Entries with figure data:

■ ■ ■ ■ ■

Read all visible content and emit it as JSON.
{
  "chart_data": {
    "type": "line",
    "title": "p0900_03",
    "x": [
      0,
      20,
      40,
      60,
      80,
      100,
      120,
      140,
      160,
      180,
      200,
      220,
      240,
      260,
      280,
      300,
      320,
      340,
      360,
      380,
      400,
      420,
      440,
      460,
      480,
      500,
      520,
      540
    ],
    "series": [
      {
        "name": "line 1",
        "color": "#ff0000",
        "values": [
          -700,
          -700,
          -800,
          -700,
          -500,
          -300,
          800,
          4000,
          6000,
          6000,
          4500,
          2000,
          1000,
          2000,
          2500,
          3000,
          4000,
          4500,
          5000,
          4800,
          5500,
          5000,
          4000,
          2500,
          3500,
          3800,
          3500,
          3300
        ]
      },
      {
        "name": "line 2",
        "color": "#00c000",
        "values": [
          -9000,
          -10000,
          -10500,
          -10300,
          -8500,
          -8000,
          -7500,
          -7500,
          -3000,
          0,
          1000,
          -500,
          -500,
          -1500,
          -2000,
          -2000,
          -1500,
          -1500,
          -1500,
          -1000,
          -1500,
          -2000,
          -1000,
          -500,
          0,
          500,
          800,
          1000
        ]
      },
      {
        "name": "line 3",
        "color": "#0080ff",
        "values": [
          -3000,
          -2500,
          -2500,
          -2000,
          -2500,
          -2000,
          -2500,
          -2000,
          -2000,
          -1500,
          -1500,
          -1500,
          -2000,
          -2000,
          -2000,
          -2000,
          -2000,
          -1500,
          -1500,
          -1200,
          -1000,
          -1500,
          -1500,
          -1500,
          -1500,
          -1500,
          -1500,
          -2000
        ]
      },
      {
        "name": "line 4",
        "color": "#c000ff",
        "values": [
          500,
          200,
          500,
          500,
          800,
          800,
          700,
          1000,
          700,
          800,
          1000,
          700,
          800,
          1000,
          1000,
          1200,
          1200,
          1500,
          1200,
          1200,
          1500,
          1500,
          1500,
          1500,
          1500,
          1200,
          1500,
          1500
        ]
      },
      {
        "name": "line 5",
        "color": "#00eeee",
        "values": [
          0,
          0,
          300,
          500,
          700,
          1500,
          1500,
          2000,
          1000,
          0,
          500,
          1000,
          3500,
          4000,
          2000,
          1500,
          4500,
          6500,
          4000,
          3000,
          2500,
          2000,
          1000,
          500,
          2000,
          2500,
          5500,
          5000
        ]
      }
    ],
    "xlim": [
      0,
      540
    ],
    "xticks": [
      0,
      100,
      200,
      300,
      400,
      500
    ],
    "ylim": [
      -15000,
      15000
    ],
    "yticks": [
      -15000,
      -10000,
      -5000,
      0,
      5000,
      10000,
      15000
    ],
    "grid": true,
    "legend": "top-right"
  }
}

■ ■ ■ ■ ■

PROBLEM STATEMENT:
Copy down the whole of the data above, matching it exactly.

WRITTEN SOLUTION:
Read all visible content and emit it as JSON.
{
  "chart_data": {
    "type": "line",
    "title": "p0900_03",
    "x": [
      0,
      20,
      40,
      60,
      80,
      100,
      120,
      140,
      160,
      180,
      200,
      220,
      240,
      260,
      280,
      300,
      320,
      340,
      360,
      380,
      400,
      420,
      440,
      460,
      480,
      500,
      520,
      540
    ],
    "series": [
      {
        "name": "line 1",
        "color": "#ff0000",
        "values": [
          -700,
          -700,
          -800,
          -700,
          -500,
          -300,
          800,
          4000,
          6000,
          6000,
          4500,
          2000,
          1000,
          2000,
          2500,
          3000,
          4000,
          4500,
          5000,
          4800,
          5500,
          5000,
          4000,
          2500,
          3500,
          3800,
          3500,
          3300
        ]
      },
      {
        "name": "line 2",
        "color": "#00c000",
        "values": [
          -9000,
          -10000,
          -10500,
          -10300,
          -8500,
          -8000,
          -7500,
          -7500,
          -3000,
          0,
          1000,
          -500,
          -500,
          -1500,
          -2000,
          -2000,
          -1500,
          -1500,
          -1500,
          -1000,
          -1500,
          -2000,
          -1000,
          -500,
          0,
          500,
          800,
          1000
        ]
      },
      {
        "name": "line 3",
        "color": "#0080ff",
        "values": [
          -3000,
          -2500,
          -2500,
          -2000,
          -2500,
          -2000,
          -2500,
          -2000,
          -2000,
          -1500,
          -1500,
          -1500,
          -2000,
          -2000,
          -2000,
          -2000,
          -2000,
          -1500,
          -1500,
          -1200,
          -1000,
          -1500,
          -1500,
          -1500,
          -1500,
          -1500,
          -1500,
          -2000
        ]
      },
      {
        "name": "line 4",
        "color": "#c000ff",
        "values": [
          500,
          200,
          500,
          500,
          800,
          800,
          700,
          1000,
          700,
          800,
          1000,
          700,
          800,
          1000,
          1000,
          1200,
          1200,
          1500,
          1200,
          1200,
          1500,
          1500,
          1500,
          1500,
          1500,
          1200,
          1500,
          1500
        ]
      },
      {
        "name": "line 5",
        "color": "#00eeee",
        "values": [
          0,
          0,
          300,
          500,
          700,
          1500,
          1500,
          2000,
          1000,
          0,
          500,
          1000,
          3500,
          4000,
          2000,
          1500,
          4500,
          6500,
          4000,
          3000,
          2500,
          2000,
          1000,
          500,
          2000,
          2500,
          5500,
          5000
        ]
      }
    ],
    "xlim": [
      0,
      540
    ],
    "xticks": [
      0,
      100,
      200,
      300,
      400,
      500
    ],
    "ylim": [
      -15000,
      15000
    ],
    "yticks": [
      -15000,
      -10000,
      -5000,
      0,
      5000,
      10000,
      15000
    ],
    "grid": true,
    "legend": "top-right"
  }
}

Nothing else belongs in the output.